Say only how many lines contain the word "Created".

Exercise inputs start

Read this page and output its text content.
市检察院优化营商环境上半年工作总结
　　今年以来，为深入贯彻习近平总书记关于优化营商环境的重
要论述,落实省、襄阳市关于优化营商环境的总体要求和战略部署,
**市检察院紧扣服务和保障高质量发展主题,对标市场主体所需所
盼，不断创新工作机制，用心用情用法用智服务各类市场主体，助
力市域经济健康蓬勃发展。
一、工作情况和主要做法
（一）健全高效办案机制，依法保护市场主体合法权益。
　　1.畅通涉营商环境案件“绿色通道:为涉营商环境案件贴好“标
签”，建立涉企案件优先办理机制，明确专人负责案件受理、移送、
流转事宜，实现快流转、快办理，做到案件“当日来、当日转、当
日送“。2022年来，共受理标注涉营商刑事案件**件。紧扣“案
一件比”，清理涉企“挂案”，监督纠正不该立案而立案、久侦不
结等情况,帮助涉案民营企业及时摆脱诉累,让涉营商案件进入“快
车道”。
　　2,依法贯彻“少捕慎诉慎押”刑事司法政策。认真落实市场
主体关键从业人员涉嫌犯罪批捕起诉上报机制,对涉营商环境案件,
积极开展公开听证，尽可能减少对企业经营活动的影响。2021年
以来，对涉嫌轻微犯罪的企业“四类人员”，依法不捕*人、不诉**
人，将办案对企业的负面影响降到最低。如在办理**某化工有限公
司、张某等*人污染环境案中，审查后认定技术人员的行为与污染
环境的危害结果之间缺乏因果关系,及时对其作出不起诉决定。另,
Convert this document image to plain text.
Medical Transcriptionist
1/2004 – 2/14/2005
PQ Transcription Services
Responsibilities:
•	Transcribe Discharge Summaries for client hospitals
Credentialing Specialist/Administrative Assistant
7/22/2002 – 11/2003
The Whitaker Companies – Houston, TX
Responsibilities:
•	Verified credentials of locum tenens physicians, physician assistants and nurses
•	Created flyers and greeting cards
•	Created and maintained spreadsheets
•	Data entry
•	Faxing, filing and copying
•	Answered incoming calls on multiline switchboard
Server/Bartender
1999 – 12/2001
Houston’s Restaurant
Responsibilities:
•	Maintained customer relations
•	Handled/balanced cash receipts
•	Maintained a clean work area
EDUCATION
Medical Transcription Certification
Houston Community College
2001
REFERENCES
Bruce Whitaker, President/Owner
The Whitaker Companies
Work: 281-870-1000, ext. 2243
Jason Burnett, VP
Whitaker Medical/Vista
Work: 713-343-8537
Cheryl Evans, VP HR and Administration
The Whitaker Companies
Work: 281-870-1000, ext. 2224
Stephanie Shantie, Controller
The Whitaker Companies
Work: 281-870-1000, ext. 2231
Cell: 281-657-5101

Exercise inputs end

◆ Output of the exercise
2